##### Supplied data #####

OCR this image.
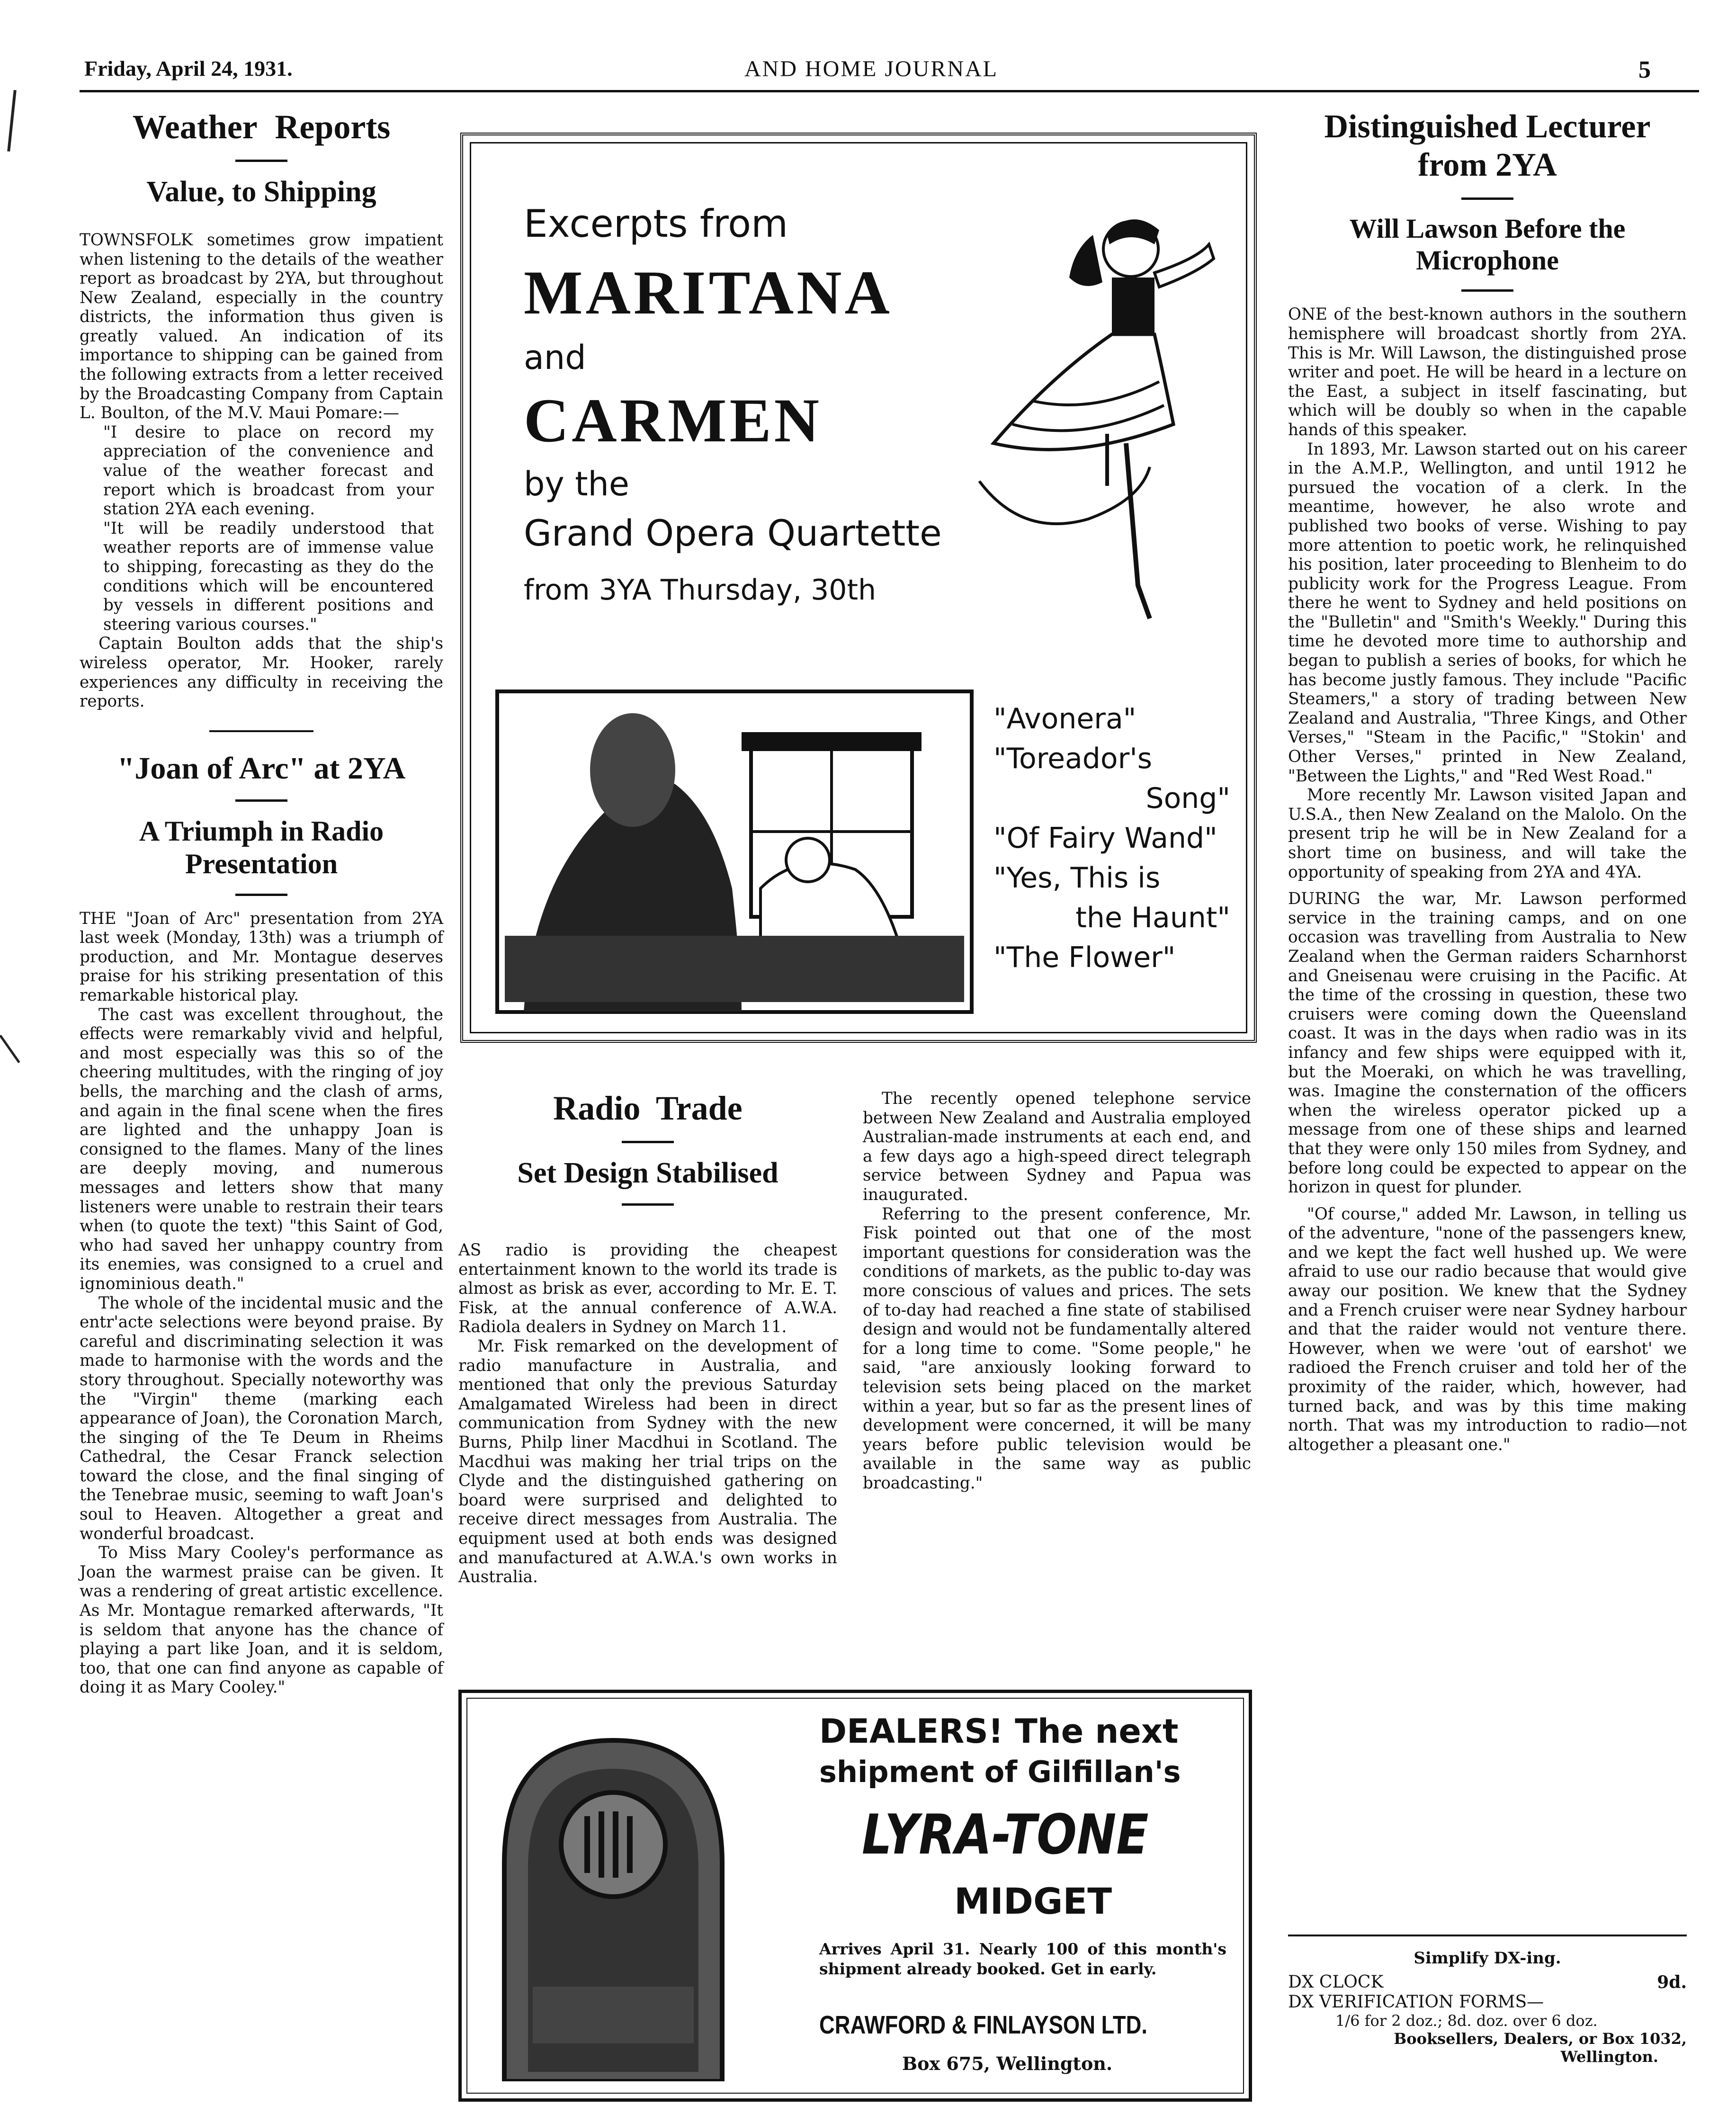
Friday, April 24, 1931.	AND HOME JOURNAL	5
Weather Reports
Value, to Shipping

TOWNSFOLK sometimes grow impatient when listening to the details of the weather report as broadcast by 2YA, but throughout New Zealand, especially in the country districts, the information thus given is greatly valued. An indication of its importance to shipping can be gained from the following extracts from a letter received by the Broadcasting Company from Captain L. Boulton, of the M.V. Maui Pomare:—

"I desire to place on record my appreciation of the convenience and value of the weather forecast and report which is broadcast from your station 2YA each evening.

"It will be readily understood that weather reports are of immense value to shipping, forecasting as they do the conditions which will be encountered by vessels in different positions and steering various courses."

Captain Boulton adds that the ship's wireless operator, Mr. Hooker, rarely experiences any difficulty in receiving the reports.

"Joan of Arc" at 2YA
A Triumph in Radio Presentation

THE "Joan of Arc" presentation from 2YA last week (Monday, 13th) was a triumph of production, and Mr. Montague deserves praise for his striking presentation of this remarkable historical play.

The cast was excellent throughout, the effects were remarkably vivid and helpful, and most especially was this so of the cheering multitudes, with the ringing of joy bells, the marching and the clash of arms, and again in the final scene when the fires are lighted and the unhappy Joan is consigned to the flames. Many of the lines are deeply moving, and numerous messages and letters show that many listeners were unable to restrain their tears when (to quote the text) "this Saint of God, who had saved her unhappy country from its enemies, was consigned to a cruel and ignominious death."

The whole of the incidental music and the entr'acte selections were beyond praise. By careful and discriminating selection it was made to harmonise with the words and the story throughout. Specially noteworthy was the "Virgin" theme (marking each appearance of Joan), the Coronation March, the singing of the Te Deum in Rheims Cathedral, the Cesar Franck selection toward the close, and the final singing of the Tenebrae music, seeming to waft Joan's soul to Heaven. Altogether a great and wonderful broadcast.

To Miss Mary Cooley's performance as Joan the warmest praise can be given. It was a rendering of great artistic excellence. As Mr. Montague remarked afterwards, "It is seldom that anyone has the chance of playing a part like Joan, and it is seldom, too, that one can find anyone as capable of doing it as Mary Cooley."

Excerpts from
MARITANA
and
CARMEN
by the
Grand Opera Quartette
from 3YA Thursday, 30th
"Avonera"
"Toreador's
Song"
"Of Fairy Wand"
"Yes, This is
the Haunt"
"The Flower"
Radio Trade
Set Design Stabilised

AS radio is providing the cheapest entertainment known to the world its trade is almost as brisk as ever, according to Mr. E. T. Fisk, at the annual conference of A.W.A. Radiola dealers in Sydney on March 11.

Mr. Fisk remarked on the development of radio manufacture in Australia, and mentioned that only the previous Saturday Amalgamated Wireless had been in direct communication from Sydney with the new Burns, Philp liner Macdhui in Scotland. The Macdhui was making her trial trips on the Clyde and the distinguished gathering on board were surprised and delighted to receive direct messages from Australia. The equipment used at both ends was designed and manufactured at A.W.A.'s own works in Australia.

The recently opened telephone service between New Zealand and Australia employed Australian-made instruments at each end, and a few days ago a high-speed direct telegraph service between Sydney and Papua was inaugurated.

Referring to the present conference, Mr. Fisk pointed out that one of the most important questions for consideration was the conditions of markets, as the public to-day was more conscious of values and prices. The sets of to-day had reached a fine state of stabilised design and would not be fundamentally altered for a long time to come. "Some people," he said, "are anxiously looking forward to television sets being placed on the market within a year, but so far as the present lines of development were concerned, it will be many years before public television would be available in the same way as public broadcasting."

DEALERS! The next
shipment of Gilfillan's
LYRA-TONE
MIDGET
Arrives April 31. Nearly 100 of this month's shipment already booked. Get in early.
CRAWFORD & FINLAYSON LTD.
Box 675, Wellington.
Distinguished Lecturer from 2YA
Will Lawson Before the Microphone

ONE of the best-known authors in the southern hemisphere will broadcast shortly from 2YA. This is Mr. Will Lawson, the distinguished prose writer and poet. He will be heard in a lecture on the East, a subject in itself fascinating, but which will be doubly so when in the capable hands of this speaker.

In 1893, Mr. Lawson started out on his career in the A.M.P., Wellington, and until 1912 he pursued the vocation of a clerk. In the meantime, however, he also wrote and published two books of verse. Wishing to pay more attention to poetic work, he relinquished his position, later proceeding to Blenheim to do publicity work for the Progress League. From there he went to Sydney and held positions on the "Bulletin" and "Smith's Weekly." During this time he devoted more time to authorship and began to publish a series of books, for which he has become justly famous. They include "Pacific Steamers," a story of trading between New Zealand and Australia, "Three Kings, and Other Verses," "Steam in the Pacific," "Stokin' and Other Verses," printed in New Zealand, "Between the Lights," and "Red West Road."

More recently Mr. Lawson visited Japan and U.S.A., then New Zealand on the Malolo. On the present trip he will be in New Zealand for a short time on business, and will take the opportunity of speaking from 2YA and 4YA.

DURING the war, Mr. Lawson performed service in the training camps, and on one occasion was travelling from Australia to New Zealand when the German raiders Scharnhorst and Gneisenau were cruising in the Pacific. At the time of the crossing in question, these two cruisers were coming down the Queensland coast. It was in the days when radio was in its infancy and few ships were equipped with it, but the Moeraki, on which he was travelling, was. Imagine the consternation of the officers when the wireless operator picked up a message from one of these ships and learned that they were only 150 miles from Sydney, and before long could be expected to appear on the horizon in quest for plunder.

"Of course," added Mr. Lawson, in telling us of the adventure, "none of the passengers knew, and we kept the fact well hushed up. We were afraid to use our radio because that would give away our position. We knew that the Sydney and a French cruiser were near Sydney harbour and that the raider would not venture there. However, when we were 'out of earshot' we radioed the French cruiser and told her of the proximity of the raider, which, however, had turned back, and was by this time making north. That was my introduction to radio—not altogether a pleasant one."

Simplify DX-ing.
DX CLOCK	9d.
DX VERIFICATION FORMS—
1/6 for 2 doz.; 8d. doz. over 6 doz.
Booksellers, Dealers, or Box 1032,
Wellington.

#####

## [Work to complete]
The records above need to be restated word for word, with the pictures left out.

## [Solution to the problem]
OCR this image.
Friday, April 24, 1931.	AND HOME JOURNAL	5
Weather Reports
Value, to Shipping

TOWNSFOLK sometimes grow impatient when listening to the details of the weather report as broadcast by 2YA, but throughout New Zealand, especially in the country districts, the information thus given is greatly valued. An indication of its importance to shipping can be gained from the following extracts from a letter received by the Broadcasting Company from Captain L. Boulton, of the M.V. Maui Pomare:—

"I desire to place on record my appreciation of the convenience and value of the weather forecast and report which is broadcast from your station 2YA each evening.

"It will be readily understood that weather reports are of immense value to shipping, forecasting as they do the conditions which will be encountered by vessels in different positions and steering various courses."

Captain Boulton adds that the ship's wireless operator, Mr. Hooker, rarely experiences any difficulty in receiving the reports.

"Joan of Arc" at 2YA
A Triumph in Radio Presentation

THE "Joan of Arc" presentation from 2YA last week (Monday, 13th) was a triumph of production, and Mr. Montague deserves praise for his striking presentation of this remarkable historical play.

The cast was excellent throughout, the effects were remarkably vivid and helpful, and most especially was this so of the cheering multitudes, with the ringing of joy bells, the marching and the clash of arms, and again in the final scene when the fires are lighted and the unhappy Joan is consigned to the flames. Many of the lines are deeply moving, and numerous messages and letters show that many listeners were unable to restrain their tears when (to quote the text) "this Saint of God, who had saved her unhappy country from its enemies, was consigned to a cruel and ignominious death."

The whole of the incidental music and the entr'acte selections were beyond praise. By careful and discriminating selection it was made to harmonise with the words and the story throughout. Specially noteworthy was the "Virgin" theme (marking each appearance of Joan), the Coronation March, the singing of the Te Deum in Rheims Cathedral, the Cesar Franck selection toward the close, and the final singing of the Tenebrae music, seeming to waft Joan's soul to Heaven. Altogether a great and wonderful broadcast.

To Miss Mary Cooley's performance as Joan the warmest praise can be given. It was a rendering of great artistic excellence. As Mr. Montague remarked afterwards, "It is seldom that anyone has the chance of playing a part like Joan, and it is seldom, too, that one can find anyone as capable of doing it as Mary Cooley."

Excerpts from
MARITANA
and
CARMEN
by the
Grand Opera Quartette
from 3YA Thursday, 30th
"Avonera"
"Toreador's
Song"
"Of Fairy Wand"
"Yes, This is
the Haunt"
"The Flower"
Radio Trade
Set Design Stabilised

AS radio is providing the cheapest entertainment known to the world its trade is almost as brisk as ever, according to Mr. E. T. Fisk, at the annual conference of A.W.A. Radiola dealers in Sydney on March 11.

Mr. Fisk remarked on the development of radio manufacture in Australia, and mentioned that only the previous Saturday Amalgamated Wireless had been in direct communication from Sydney with the new Burns, Philp liner Macdhui in Scotland. The Macdhui was making her trial trips on the Clyde and the distinguished gathering on board were surprised and delighted to receive direct messages from Australia. The equipment used at both ends was designed and manufactured at A.W.A.'s own works in Australia.

The recently opened telephone service between New Zealand and Australia employed Australian-made instruments at each end, and a few days ago a high-speed direct telegraph service between Sydney and Papua was inaugurated.

Referring to the present conference, Mr. Fisk pointed out that one of the most important questions for consideration was the conditions of markets, as the public to-day was more conscious of values and prices. The sets of to-day had reached a fine state of stabilised design and would not be fundamentally altered for a long time to come. "Some people," he said, "are anxiously looking forward to television sets being placed on the market within a year, but so far as the present lines of development were concerned, it will be many years before public television would be available in the same way as public broadcasting."

DEALERS! The next
shipment of Gilfillan's
LYRA-TONE
MIDGET
Arrives April 31. Nearly 100 of this month's shipment already booked. Get in early.
CRAWFORD & FINLAYSON LTD.
Box 675, Wellington.
Distinguished Lecturer from 2YA
Will Lawson Before the Microphone

ONE of the best-known authors in the southern hemisphere will broadcast shortly from 2YA. This is Mr. Will Lawson, the distinguished prose writer and poet. He will be heard in a lecture on the East, a subject in itself fascinating, but which will be doubly so when in the capable hands of this speaker.

In 1893, Mr. Lawson started out on his career in the A.M.P., Wellington, and until 1912 he pursued the vocation of a clerk. In the meantime, however, he also wrote and published two books of verse. Wishing to pay more attention to poetic work, he relinquished his position, later proceeding to Blenheim to do publicity work for the Progress League. From there he went to Sydney and held positions on the "Bulletin" and "Smith's Weekly." During this time he devoted more time to authorship and began to publish a series of books, for which he has become justly famous. They include "Pacific Steamers," a story of trading between New Zealand and Australia, "Three Kings, and Other Verses," "Steam in the Pacific," "Stokin' and Other Verses," printed in New Zealand, "Between the Lights," and "Red West Road."

More recently Mr. Lawson visited Japan and U.S.A., then New Zealand on the Malolo. On the present trip he will be in New Zealand for a short time on business, and will take the opportunity of speaking from 2YA and 4YA.

DURING the war, Mr. Lawson performed service in the training camps, and on one occasion was travelling from Australia to New Zealand when the German raiders Scharnhorst and Gneisenau were cruising in the Pacific. At the time of the crossing in question, these two cruisers were coming down the Queensland coast. It was in the days when radio was in its infancy and few ships were equipped with it, but the Moeraki, on which he was travelling, was. Imagine the consternation of the officers when the wireless operator picked up a message from one of these ships and learned that they were only 150 miles from Sydney, and before long could be expected to appear on the horizon in quest for plunder.

"Of course," added Mr. Lawson, in telling us of the adventure, "none of the passengers knew, and we kept the fact well hushed up. We were afraid to use our radio because that would give away our position. We knew that the Sydney and a French cruiser were near Sydney harbour and that the raider would not venture there. However, when we were 'out of earshot' we radioed the French cruiser and told her of the proximity of the raider, which, however, had turned back, and was by this time making north. That was my introduction to radio—not altogether a pleasant one."

Simplify DX-ing.
DX CLOCK	9d.
DX VERIFICATION FORMS—
1/6 for 2 doz.; 8d. doz. over 6 doz.
Booksellers, Dealers, or Box 1032,
Wellington.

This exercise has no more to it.